_Aim_. From the entries that follow, list every line in which the string "sell" appears.

**** Material shown ****

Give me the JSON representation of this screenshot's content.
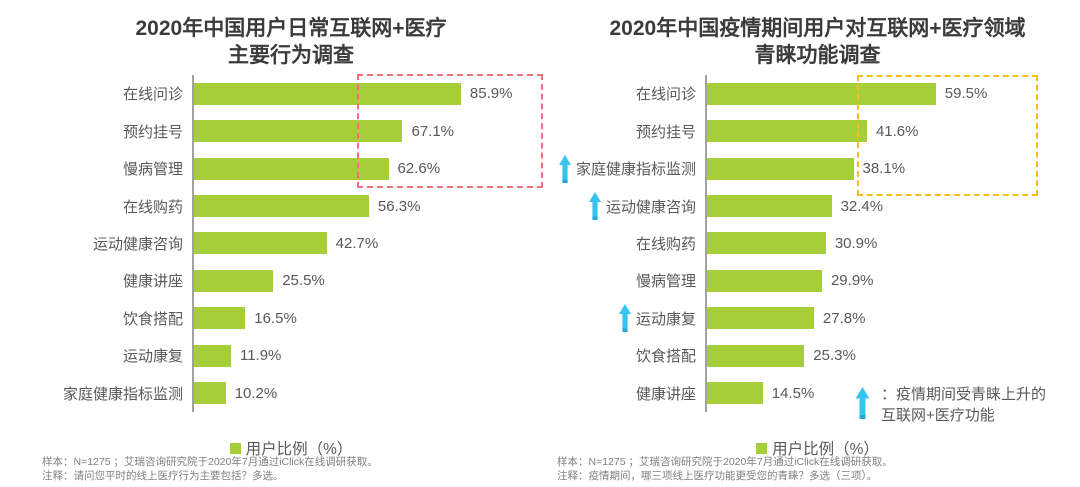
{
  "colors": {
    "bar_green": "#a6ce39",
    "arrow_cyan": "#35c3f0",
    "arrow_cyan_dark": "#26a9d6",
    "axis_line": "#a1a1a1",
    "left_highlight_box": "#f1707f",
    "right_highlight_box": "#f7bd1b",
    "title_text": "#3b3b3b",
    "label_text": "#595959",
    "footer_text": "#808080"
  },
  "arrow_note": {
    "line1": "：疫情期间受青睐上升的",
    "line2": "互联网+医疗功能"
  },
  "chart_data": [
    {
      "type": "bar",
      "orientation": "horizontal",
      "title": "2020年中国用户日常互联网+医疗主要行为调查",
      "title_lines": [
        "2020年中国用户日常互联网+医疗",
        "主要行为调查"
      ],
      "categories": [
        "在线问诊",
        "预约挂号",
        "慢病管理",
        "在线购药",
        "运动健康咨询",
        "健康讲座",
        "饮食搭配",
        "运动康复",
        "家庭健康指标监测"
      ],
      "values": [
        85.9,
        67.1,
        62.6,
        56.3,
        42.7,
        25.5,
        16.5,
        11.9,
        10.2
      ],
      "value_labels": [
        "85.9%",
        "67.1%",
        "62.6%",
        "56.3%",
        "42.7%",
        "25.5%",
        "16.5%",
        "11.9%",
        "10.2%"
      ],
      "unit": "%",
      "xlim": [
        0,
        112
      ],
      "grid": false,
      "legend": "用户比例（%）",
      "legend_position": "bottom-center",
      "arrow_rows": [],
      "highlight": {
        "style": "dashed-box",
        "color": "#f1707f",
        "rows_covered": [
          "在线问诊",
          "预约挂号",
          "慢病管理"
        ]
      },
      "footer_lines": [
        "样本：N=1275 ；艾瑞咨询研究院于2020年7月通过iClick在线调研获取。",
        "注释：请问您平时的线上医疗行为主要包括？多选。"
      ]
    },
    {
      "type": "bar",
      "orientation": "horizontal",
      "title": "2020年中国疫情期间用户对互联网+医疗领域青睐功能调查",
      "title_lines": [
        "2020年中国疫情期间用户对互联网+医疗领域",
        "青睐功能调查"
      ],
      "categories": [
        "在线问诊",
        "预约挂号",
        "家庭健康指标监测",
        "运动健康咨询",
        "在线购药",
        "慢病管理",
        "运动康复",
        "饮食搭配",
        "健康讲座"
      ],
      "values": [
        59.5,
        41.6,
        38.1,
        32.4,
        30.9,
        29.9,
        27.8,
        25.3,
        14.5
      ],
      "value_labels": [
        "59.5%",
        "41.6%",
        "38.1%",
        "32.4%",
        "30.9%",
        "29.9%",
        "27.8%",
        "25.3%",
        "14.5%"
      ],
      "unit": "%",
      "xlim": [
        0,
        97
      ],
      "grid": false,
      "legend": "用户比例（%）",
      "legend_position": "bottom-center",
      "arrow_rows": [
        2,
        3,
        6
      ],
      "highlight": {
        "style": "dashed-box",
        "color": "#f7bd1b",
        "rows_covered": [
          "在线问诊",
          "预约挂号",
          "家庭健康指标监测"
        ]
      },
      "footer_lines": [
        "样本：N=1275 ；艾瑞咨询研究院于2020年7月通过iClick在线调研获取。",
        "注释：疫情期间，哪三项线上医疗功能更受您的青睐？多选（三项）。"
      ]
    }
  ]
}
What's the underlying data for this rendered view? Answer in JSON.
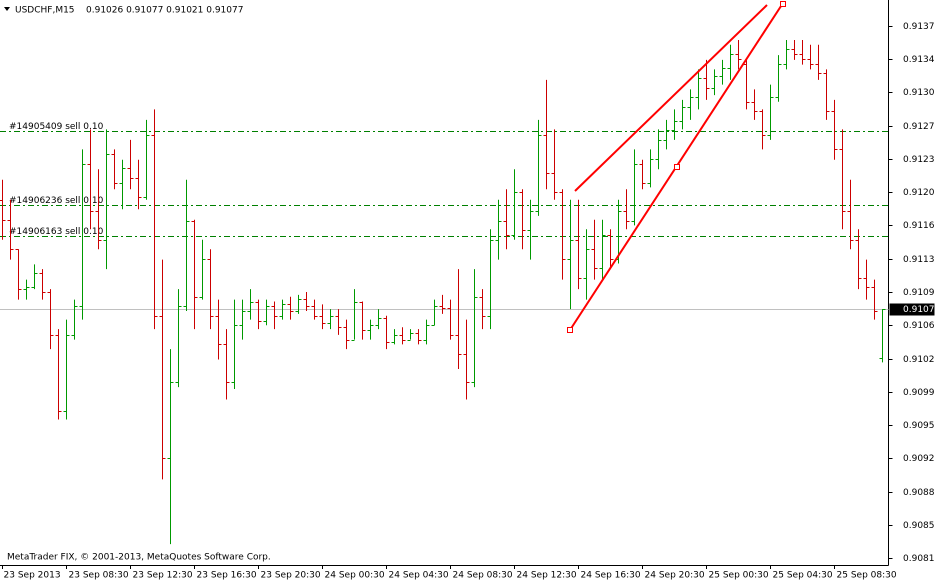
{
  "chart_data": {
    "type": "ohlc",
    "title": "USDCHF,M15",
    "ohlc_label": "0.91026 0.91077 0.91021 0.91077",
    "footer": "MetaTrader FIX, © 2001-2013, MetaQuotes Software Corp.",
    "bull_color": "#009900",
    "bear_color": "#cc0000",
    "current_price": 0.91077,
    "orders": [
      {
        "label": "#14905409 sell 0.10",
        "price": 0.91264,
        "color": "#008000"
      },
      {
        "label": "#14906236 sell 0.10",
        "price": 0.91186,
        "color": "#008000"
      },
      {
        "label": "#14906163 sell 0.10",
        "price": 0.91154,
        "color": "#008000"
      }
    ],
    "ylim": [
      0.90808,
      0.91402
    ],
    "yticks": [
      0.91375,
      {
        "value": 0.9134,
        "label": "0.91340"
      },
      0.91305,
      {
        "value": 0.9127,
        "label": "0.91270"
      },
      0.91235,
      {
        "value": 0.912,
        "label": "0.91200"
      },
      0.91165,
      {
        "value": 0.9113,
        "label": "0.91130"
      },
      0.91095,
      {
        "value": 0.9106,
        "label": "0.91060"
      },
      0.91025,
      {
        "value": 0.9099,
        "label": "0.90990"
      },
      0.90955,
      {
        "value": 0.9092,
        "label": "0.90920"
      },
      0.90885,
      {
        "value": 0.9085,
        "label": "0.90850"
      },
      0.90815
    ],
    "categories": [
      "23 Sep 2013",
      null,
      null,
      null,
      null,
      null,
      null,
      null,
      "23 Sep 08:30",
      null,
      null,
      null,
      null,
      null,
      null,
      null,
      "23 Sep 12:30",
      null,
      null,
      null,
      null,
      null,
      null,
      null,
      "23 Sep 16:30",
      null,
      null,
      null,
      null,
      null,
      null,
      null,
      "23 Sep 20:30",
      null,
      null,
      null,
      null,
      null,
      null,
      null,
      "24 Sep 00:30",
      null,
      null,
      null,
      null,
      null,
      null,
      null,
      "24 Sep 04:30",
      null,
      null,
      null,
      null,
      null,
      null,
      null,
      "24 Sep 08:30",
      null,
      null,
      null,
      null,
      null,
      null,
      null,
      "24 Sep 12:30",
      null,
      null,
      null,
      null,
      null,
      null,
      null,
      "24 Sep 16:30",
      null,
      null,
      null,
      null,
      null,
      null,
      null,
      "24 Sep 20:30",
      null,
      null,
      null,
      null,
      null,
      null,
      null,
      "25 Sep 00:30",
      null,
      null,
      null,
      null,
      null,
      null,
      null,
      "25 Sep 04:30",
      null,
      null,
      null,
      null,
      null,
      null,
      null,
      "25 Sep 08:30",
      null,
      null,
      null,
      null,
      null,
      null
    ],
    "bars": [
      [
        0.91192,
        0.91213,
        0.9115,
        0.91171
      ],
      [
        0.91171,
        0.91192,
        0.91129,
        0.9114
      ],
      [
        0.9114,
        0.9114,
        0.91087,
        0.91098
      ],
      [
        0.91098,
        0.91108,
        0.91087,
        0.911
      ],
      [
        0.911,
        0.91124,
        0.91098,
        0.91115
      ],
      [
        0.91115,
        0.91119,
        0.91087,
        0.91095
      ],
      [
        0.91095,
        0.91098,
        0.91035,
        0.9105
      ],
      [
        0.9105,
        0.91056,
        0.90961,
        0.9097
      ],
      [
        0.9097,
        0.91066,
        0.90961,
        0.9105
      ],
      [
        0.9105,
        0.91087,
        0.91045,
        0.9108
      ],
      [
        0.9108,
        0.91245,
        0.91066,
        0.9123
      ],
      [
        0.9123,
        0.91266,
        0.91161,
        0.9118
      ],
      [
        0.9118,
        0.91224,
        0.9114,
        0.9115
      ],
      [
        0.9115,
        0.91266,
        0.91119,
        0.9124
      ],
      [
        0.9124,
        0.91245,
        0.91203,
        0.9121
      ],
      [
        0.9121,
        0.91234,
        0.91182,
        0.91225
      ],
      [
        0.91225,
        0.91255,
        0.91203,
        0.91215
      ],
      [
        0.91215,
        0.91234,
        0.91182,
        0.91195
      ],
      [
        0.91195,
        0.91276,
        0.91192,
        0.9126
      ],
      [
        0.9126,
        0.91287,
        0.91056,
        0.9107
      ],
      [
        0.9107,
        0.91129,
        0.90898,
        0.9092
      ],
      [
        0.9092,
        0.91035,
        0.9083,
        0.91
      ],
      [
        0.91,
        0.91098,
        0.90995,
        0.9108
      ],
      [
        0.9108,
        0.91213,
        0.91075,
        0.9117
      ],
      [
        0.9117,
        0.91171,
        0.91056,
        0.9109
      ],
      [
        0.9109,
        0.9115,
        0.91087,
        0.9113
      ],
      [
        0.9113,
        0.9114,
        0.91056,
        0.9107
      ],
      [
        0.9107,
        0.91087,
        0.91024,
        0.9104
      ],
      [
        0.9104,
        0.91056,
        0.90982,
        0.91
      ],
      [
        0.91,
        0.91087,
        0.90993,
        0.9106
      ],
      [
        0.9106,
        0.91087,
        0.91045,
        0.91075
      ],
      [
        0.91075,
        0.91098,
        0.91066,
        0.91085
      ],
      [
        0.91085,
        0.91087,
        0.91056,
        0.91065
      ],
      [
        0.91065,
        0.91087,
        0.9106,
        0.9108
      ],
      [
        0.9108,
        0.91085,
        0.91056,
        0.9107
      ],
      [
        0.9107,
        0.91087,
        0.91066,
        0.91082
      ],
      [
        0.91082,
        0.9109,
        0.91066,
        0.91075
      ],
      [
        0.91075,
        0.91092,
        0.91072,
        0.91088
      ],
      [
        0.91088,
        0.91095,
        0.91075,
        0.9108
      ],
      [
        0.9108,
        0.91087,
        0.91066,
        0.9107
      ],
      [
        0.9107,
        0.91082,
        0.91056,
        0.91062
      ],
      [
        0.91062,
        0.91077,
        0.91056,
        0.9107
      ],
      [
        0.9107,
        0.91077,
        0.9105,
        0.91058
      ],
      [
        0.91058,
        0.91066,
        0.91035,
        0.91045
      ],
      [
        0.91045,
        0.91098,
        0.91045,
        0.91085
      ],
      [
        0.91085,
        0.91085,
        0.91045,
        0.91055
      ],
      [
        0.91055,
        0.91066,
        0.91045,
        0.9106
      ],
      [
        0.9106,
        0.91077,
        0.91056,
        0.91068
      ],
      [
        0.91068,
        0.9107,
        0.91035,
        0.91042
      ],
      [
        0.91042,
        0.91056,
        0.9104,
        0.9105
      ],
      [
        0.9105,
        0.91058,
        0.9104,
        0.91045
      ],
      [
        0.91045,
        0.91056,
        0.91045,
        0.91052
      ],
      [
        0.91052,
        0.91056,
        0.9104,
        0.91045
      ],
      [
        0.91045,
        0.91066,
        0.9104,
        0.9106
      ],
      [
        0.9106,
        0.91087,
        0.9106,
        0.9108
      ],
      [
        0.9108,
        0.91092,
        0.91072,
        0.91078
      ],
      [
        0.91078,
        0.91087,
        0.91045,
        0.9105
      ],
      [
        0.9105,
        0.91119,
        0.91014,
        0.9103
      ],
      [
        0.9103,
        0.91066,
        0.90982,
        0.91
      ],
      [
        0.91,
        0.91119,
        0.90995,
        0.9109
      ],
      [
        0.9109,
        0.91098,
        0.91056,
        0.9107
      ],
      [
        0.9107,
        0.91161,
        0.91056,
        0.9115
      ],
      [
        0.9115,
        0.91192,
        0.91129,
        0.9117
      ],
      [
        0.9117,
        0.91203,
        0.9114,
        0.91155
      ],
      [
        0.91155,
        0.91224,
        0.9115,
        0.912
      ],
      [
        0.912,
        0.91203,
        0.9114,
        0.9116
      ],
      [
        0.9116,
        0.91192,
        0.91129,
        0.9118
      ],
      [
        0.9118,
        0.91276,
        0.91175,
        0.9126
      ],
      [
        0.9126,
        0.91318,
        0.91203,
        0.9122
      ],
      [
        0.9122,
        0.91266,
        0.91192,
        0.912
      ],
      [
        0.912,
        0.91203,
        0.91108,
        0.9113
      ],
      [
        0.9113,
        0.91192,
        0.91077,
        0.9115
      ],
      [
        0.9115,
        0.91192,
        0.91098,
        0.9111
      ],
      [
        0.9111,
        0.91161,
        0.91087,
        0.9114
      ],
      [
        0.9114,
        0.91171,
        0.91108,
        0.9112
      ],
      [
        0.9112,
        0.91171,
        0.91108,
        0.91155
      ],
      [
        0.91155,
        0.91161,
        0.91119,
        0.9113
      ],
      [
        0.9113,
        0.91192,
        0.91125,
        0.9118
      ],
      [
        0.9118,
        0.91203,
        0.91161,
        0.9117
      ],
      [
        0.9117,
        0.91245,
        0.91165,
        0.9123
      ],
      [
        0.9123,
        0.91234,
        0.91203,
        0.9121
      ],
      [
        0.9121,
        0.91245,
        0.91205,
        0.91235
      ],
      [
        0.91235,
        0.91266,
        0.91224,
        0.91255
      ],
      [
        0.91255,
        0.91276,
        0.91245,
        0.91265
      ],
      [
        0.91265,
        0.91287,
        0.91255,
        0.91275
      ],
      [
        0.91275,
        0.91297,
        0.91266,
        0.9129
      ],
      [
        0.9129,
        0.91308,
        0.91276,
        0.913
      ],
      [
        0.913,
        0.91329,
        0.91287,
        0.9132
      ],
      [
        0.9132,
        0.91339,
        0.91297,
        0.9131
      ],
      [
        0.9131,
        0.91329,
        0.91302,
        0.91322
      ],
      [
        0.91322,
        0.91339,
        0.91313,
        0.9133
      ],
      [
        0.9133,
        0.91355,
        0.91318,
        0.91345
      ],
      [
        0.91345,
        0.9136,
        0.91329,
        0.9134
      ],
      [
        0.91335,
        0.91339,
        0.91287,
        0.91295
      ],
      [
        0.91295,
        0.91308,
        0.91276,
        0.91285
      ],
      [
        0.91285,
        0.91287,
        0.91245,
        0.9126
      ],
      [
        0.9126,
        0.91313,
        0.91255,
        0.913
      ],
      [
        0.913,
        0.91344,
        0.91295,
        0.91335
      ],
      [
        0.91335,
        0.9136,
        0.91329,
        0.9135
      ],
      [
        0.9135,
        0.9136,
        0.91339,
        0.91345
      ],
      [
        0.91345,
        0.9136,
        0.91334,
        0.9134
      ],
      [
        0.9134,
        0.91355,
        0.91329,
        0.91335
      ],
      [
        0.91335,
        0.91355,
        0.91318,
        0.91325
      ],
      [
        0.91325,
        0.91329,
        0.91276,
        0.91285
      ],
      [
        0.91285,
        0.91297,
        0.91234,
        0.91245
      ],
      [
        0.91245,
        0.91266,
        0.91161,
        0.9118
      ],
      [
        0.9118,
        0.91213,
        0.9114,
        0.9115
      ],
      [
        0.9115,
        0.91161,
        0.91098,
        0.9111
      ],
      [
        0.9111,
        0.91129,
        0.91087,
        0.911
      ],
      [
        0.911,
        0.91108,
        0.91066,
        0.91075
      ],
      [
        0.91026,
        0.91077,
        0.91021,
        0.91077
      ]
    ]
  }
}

****

_Solution to this problem_.
        "label": "#14905409 sell 0.10",
        "label": "#14906236 sell 0.10",
        "label": "#14906163 sell 0.10",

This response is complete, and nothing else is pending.